start

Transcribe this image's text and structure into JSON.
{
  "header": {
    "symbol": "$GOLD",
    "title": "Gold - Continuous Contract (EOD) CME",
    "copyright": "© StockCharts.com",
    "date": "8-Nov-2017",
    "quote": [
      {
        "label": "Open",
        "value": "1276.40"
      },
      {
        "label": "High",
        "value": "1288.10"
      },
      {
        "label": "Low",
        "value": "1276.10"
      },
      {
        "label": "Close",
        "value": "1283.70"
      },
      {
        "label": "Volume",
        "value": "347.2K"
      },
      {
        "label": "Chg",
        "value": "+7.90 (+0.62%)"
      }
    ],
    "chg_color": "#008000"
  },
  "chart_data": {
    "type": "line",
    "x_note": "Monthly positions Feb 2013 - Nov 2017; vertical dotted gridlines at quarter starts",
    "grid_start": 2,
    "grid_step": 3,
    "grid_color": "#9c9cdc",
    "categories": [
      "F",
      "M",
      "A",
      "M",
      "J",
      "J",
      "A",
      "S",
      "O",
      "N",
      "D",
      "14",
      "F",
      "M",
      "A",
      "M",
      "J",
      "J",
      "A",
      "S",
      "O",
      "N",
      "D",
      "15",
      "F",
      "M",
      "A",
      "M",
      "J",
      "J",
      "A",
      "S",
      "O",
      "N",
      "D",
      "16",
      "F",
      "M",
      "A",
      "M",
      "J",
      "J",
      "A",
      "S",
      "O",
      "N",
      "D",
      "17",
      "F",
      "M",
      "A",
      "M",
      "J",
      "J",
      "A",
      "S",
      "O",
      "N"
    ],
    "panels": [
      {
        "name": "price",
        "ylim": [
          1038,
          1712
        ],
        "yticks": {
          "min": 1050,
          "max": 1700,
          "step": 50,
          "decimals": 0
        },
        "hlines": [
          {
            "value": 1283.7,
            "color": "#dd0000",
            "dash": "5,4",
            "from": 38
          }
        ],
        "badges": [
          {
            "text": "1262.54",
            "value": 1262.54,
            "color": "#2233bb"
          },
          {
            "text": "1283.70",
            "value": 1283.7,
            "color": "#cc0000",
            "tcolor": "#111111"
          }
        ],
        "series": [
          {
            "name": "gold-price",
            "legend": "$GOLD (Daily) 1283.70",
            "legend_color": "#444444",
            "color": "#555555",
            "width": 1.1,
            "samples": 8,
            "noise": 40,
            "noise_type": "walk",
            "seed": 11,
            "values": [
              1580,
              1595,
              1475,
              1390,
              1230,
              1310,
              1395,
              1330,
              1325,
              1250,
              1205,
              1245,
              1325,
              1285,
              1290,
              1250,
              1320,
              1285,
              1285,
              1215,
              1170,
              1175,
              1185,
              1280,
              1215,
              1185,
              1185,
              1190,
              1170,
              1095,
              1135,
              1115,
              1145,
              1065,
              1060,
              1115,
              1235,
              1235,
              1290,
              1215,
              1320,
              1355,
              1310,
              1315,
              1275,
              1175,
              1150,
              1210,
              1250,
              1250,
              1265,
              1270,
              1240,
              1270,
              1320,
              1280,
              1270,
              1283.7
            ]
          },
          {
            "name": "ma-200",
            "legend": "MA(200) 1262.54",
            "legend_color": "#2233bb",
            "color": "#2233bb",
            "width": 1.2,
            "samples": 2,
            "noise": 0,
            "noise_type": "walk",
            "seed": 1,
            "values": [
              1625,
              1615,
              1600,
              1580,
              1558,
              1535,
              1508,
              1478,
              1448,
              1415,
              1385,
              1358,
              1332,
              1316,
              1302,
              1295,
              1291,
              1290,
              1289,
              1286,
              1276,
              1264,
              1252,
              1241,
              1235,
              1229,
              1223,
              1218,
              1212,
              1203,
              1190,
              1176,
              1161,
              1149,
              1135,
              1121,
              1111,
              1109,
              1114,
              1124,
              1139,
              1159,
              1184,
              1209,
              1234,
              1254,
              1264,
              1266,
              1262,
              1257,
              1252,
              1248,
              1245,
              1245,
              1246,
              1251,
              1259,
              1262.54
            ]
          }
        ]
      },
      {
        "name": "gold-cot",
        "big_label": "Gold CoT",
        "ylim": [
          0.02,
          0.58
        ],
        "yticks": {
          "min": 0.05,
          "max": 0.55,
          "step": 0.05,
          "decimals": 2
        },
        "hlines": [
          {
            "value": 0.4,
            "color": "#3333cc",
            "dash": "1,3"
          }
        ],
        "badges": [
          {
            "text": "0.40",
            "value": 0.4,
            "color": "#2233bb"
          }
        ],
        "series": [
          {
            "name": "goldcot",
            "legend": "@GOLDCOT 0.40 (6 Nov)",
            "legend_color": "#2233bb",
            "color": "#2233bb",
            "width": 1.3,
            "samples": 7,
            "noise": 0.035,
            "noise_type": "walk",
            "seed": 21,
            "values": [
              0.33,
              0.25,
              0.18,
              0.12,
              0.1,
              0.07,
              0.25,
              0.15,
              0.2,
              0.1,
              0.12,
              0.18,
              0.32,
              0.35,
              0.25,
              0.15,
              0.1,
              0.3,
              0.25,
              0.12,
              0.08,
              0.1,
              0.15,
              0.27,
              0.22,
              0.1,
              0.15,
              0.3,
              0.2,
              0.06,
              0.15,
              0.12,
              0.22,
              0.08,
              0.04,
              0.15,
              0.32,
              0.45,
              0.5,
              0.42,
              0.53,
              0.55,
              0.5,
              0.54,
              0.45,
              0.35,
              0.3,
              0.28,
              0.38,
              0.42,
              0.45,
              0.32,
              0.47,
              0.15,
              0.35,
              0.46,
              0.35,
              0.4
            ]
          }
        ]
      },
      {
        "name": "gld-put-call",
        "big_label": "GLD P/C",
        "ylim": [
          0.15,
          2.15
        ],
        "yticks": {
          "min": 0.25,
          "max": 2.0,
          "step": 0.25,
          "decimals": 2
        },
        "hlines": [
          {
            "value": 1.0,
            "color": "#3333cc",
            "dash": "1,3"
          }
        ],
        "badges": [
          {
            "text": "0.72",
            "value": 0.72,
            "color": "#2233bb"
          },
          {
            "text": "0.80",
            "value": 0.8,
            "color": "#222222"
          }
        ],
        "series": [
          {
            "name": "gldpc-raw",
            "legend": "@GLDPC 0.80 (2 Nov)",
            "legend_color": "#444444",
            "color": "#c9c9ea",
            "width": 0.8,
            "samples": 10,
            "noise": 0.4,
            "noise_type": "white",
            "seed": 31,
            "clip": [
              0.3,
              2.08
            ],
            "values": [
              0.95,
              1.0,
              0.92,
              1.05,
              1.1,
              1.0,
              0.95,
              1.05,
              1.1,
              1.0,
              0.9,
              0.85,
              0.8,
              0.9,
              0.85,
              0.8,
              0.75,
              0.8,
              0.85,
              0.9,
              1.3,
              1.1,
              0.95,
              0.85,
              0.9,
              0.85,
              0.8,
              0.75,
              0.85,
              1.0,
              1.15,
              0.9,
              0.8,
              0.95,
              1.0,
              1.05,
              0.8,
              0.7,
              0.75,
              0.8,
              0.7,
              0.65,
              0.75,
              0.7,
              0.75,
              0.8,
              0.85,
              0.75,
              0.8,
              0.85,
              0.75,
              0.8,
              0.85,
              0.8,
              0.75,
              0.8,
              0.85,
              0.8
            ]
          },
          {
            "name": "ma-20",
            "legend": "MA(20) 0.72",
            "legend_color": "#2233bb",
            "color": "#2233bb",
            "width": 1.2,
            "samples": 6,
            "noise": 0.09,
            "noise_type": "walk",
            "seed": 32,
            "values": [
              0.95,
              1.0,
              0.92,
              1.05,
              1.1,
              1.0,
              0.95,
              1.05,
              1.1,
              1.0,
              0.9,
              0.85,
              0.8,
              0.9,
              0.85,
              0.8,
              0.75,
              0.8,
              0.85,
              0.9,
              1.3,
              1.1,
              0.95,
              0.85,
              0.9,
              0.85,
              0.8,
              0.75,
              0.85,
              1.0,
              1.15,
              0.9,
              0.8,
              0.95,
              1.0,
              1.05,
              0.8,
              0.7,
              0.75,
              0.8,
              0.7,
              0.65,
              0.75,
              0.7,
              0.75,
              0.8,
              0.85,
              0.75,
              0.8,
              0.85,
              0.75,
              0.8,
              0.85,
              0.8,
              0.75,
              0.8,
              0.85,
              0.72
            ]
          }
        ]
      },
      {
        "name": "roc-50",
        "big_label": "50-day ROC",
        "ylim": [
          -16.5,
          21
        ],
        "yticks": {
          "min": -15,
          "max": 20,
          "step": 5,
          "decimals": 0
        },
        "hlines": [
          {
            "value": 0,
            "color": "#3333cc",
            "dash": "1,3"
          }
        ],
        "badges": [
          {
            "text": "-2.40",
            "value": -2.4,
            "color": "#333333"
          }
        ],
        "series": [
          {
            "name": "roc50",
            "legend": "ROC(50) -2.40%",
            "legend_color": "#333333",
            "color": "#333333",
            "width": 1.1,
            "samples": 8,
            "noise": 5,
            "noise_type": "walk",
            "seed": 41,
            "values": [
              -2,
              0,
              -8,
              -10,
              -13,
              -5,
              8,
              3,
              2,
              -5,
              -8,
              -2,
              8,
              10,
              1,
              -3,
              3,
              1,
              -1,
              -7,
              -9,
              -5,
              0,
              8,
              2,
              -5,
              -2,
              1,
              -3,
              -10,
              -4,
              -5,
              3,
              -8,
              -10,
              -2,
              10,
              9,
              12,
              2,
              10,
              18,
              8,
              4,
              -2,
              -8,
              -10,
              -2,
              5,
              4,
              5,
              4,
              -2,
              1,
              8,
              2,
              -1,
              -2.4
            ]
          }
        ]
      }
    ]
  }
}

end

» **Written request**
Where a line in the material contains "samples", copy that line.

» **Task result**
            "samples": 8,
            "samples": 2,
            "samples": 7,
            "samples": 10,
            "samples": 6,
            "samples": 8,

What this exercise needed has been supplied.